_Given request_: Your task is to output the listing word for word, with pictures excluded.

#### Excerpted records ####

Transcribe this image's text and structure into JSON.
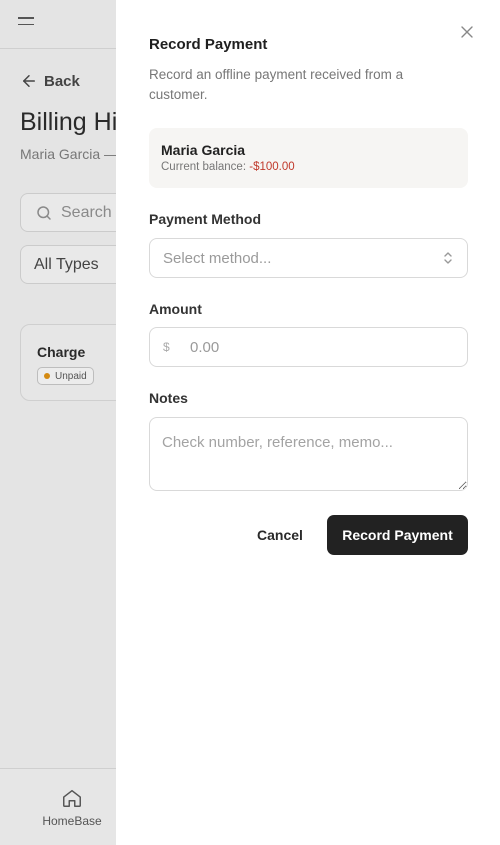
{
  "background": {
    "back_label": "Back",
    "title": "Billing Hi",
    "subtitle": "Maria Garcia —",
    "search_placeholder": "Search",
    "filter_value": "All Types",
    "card": {
      "title": "Charge",
      "badge": "Unpaid"
    },
    "bottom_nav": {
      "home_label": "HomeBase"
    }
  },
  "drawer": {
    "title": "Record Payment",
    "description": "Record an offline payment received from a customer.",
    "customer": {
      "name": "Maria Garcia",
      "balance_label": "Current balance:",
      "balance_value": "-$100.00"
    },
    "payment_method": {
      "label": "Payment Method",
      "placeholder": "Select method..."
    },
    "amount": {
      "label": "Amount",
      "currency": "$",
      "placeholder": "0.00"
    },
    "notes": {
      "label": "Notes",
      "placeholder": "Check number, reference, memo..."
    },
    "cancel_label": "Cancel",
    "submit_label": "Record Payment"
  },
  "colors": {
    "accent_dark": "#222222",
    "negative": "#c0392b",
    "unpaid_dot": "#d48a12"
  }
}
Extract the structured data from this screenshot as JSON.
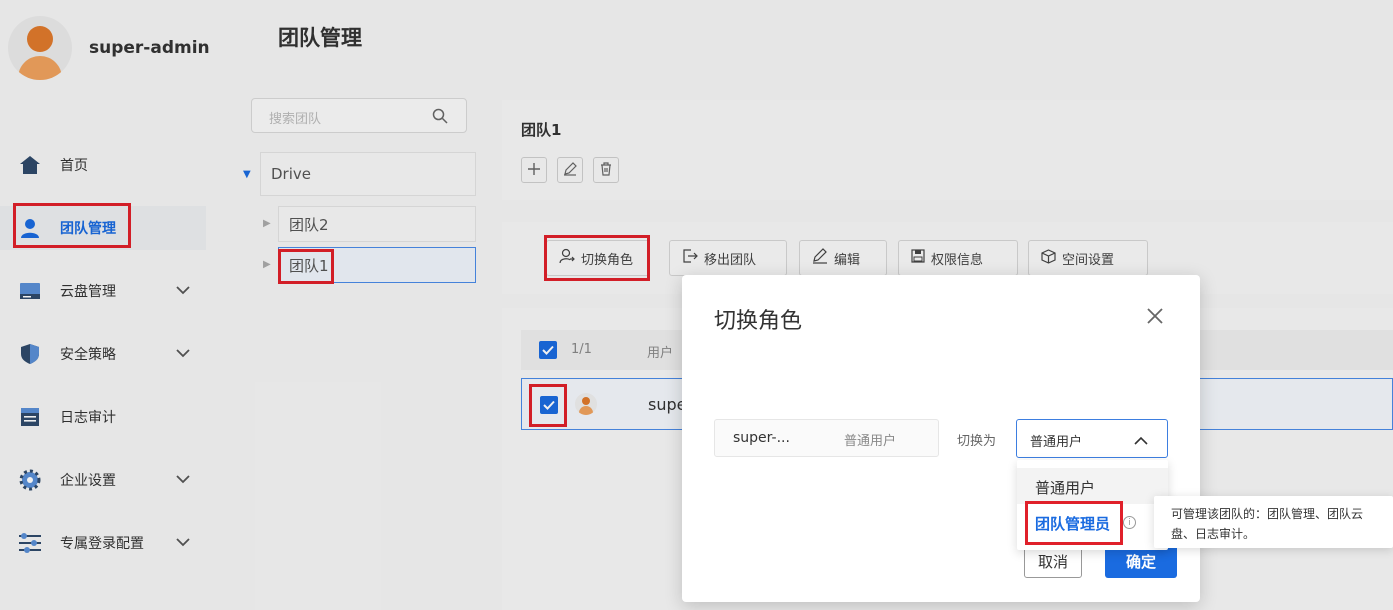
{
  "user": {
    "name": "super-admin"
  },
  "sidebar": {
    "items": [
      {
        "label": "首页",
        "icon": "home-icon"
      },
      {
        "label": "团队管理",
        "icon": "user-icon",
        "active": true
      },
      {
        "label": "云盘管理",
        "icon": "drive-icon",
        "expandable": true
      },
      {
        "label": "安全策略",
        "icon": "shield-icon",
        "expandable": true
      },
      {
        "label": "日志审计",
        "icon": "log-icon"
      },
      {
        "label": "企业设置",
        "icon": "gear-icon",
        "expandable": true
      },
      {
        "label": "专属登录配置",
        "icon": "sliders-icon",
        "expandable": true
      }
    ]
  },
  "page": {
    "title": "团队管理"
  },
  "tree": {
    "search_placeholder": "搜索团队",
    "root": "Drive",
    "children": [
      "团队2",
      "团队1"
    ]
  },
  "team": {
    "name": "团队1"
  },
  "actions": [
    "切换角色",
    "移出团队",
    "编辑",
    "权限信息",
    "空间设置"
  ],
  "table": {
    "count": "1/1",
    "user_header": "用户",
    "row_user": "supe"
  },
  "modal": {
    "title": "切换角色",
    "user_name": "super-...",
    "user_role": "普通用户",
    "switch_label": "切换为",
    "selected": "普通用户",
    "cancel": "取消",
    "confirm": "确定"
  },
  "dropdown": {
    "options": [
      "普通用户",
      "团队管理员"
    ],
    "tooltip": "可管理该团队的：团队管理、团队云盘、日志审计。"
  },
  "colors": {
    "accent": "#1a6be0",
    "highlight": "#e0202a"
  }
}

####

_Full solution_:
Transcribe this image's text and structure into JSON.
{
  "background": {
    "back_label": "Back",
    "title": "Billing Hi",
    "subtitle": "Maria Garcia —",
    "search_placeholder": "Search",
    "filter_value": "All Types",
    "card": {
      "title": "Charge",
      "badge": "Unpaid"
    },
    "bottom_nav": {
      "home_label": "HomeBase"
    }
  },
  "drawer": {
    "title": "Record Payment",
    "description": "Record an offline payment received from a customer.",
    "customer": {
      "name": "Maria Garcia",
      "balance_label": "Current balance:",
      "balance_value": "-$100.00"
    },
    "payment_method": {
      "label": "Payment Method",
      "placeholder": "Select method..."
    },
    "amount": {
      "label": "Amount",
      "currency": "$",
      "placeholder": "0.00"
    },
    "notes": {
      "label": "Notes",
      "placeholder": "Check number, reference, memo..."
    },
    "cancel_label": "Cancel",
    "submit_label": "Record Payment"
  },
  "colors": {
    "accent_dark": "#222222",
    "negative": "#c0392b",
    "unpaid_dot": "#d48a12"
  }
}
Extract the structured data from this screenshot as JSON.
{
  "user": {
    "name": "super-admin"
  },
  "sidebar": {
    "items": [
      {
        "label": "首页",
        "icon": "home-icon"
      },
      {
        "label": "团队管理",
        "icon": "user-icon",
        "active": true
      },
      {
        "label": "云盘管理",
        "icon": "drive-icon",
        "expandable": true
      },
      {
        "label": "安全策略",
        "icon": "shield-icon",
        "expandable": true
      },
      {
        "label": "日志审计",
        "icon": "log-icon"
      },
      {
        "label": "企业设置",
        "icon": "gear-icon",
        "expandable": true
      },
      {
        "label": "专属登录配置",
        "icon": "sliders-icon",
        "expandable": true
      }
    ]
  },
  "page": {
    "title": "团队管理"
  },
  "tree": {
    "search_placeholder": "搜索团队",
    "root": "Drive",
    "children": [
      "团队2",
      "团队1"
    ]
  },
  "team": {
    "name": "团队1"
  },
  "actions": [
    "切换角色",
    "移出团队",
    "编辑",
    "权限信息",
    "空间设置"
  ],
  "table": {
    "count": "1/1",
    "user_header": "用户",
    "row_user": "supe"
  },
  "modal": {
    "title": "切换角色",
    "user_name": "super-...",
    "user_role": "普通用户",
    "switch_label": "切换为",
    "selected": "普通用户",
    "cancel": "取消",
    "confirm": "确定"
  },
  "dropdown": {
    "options": [
      "普通用户",
      "团队管理员"
    ],
    "tooltip": "可管理该团队的：团队管理、团队云盘、日志审计。"
  },
  "colors": {
    "accent": "#1a6be0",
    "highlight": "#e0202a"
  }
}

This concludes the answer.